→ Source data:
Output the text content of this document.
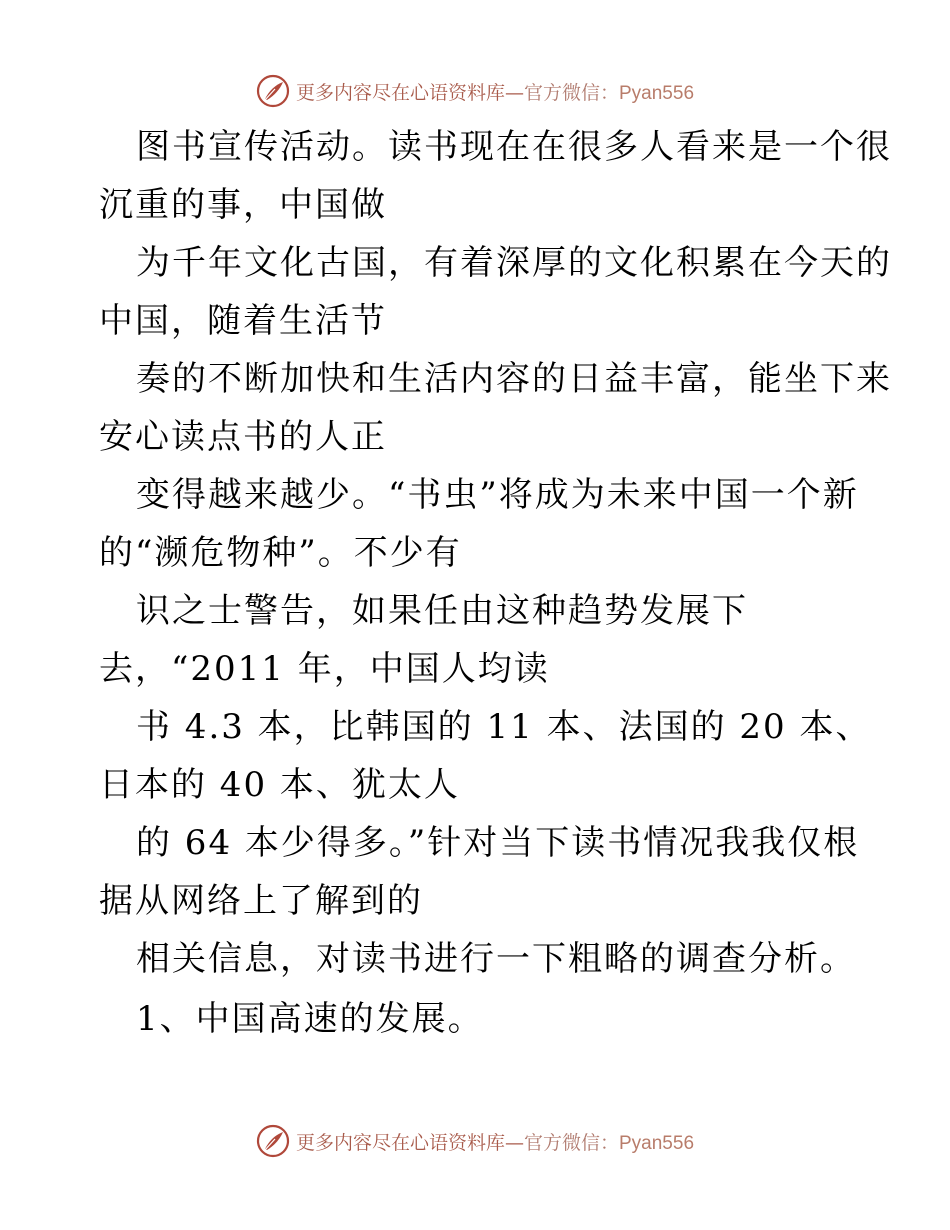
更多内容尽在心语资料库—官方微信：Pyan556
图书宣传活动。读书现在在很多人看来是一个很
沉重的事，中国做
为千年文化古国，有着深厚的文化积累在今天的
中国，随着生活节
奏的不断加快和生活内容的日益丰富，能坐下来
安心读点书的人正
变得越来越少。“书虫”将成为未来中国一个新
的“濒危物种”。不少有
识之士警告，如果任由这种趋势发展下
去，“2011 年，中国人均读
书 4.3 本，比韩国的 11 本、法国的 20 本、
日本的 40 本、犹太人
的 64 本少得多。”针对当下读书情况我我仅根
据从网络上了解到的
相关信息，对读书进行一下粗略的调查分析。
1、中国高速的发展。
更多内容尽在心语资料库—官方微信：Pyan556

→ Directive:
Repeat the data exactly in full, omitting its pictures.

→ Solution to the exercise:
Output the text content of this document.
更多内容尽在心语资料库—官方微信：Pyan556
图书宣传活动。读书现在在很多人看来是一个很
沉重的事，中国做
为千年文化古国，有着深厚的文化积累在今天的
中国，随着生活节
奏的不断加快和生活内容的日益丰富，能坐下来
安心读点书的人正
变得越来越少。“书虫”将成为未来中国一个新
的“濒危物种”。不少有
识之士警告，如果任由这种趋势发展下
去，“2011 年，中国人均读
书 4.3 本，比韩国的 11 本、法国的 20 本、
日本的 40 本、犹太人
的 64 本少得多。”针对当下读书情况我我仅根
据从网络上了解到的
相关信息，对读书进行一下粗略的调查分析。
1、中国高速的发展。
更多内容尽在心语资料库—官方微信：Pyan556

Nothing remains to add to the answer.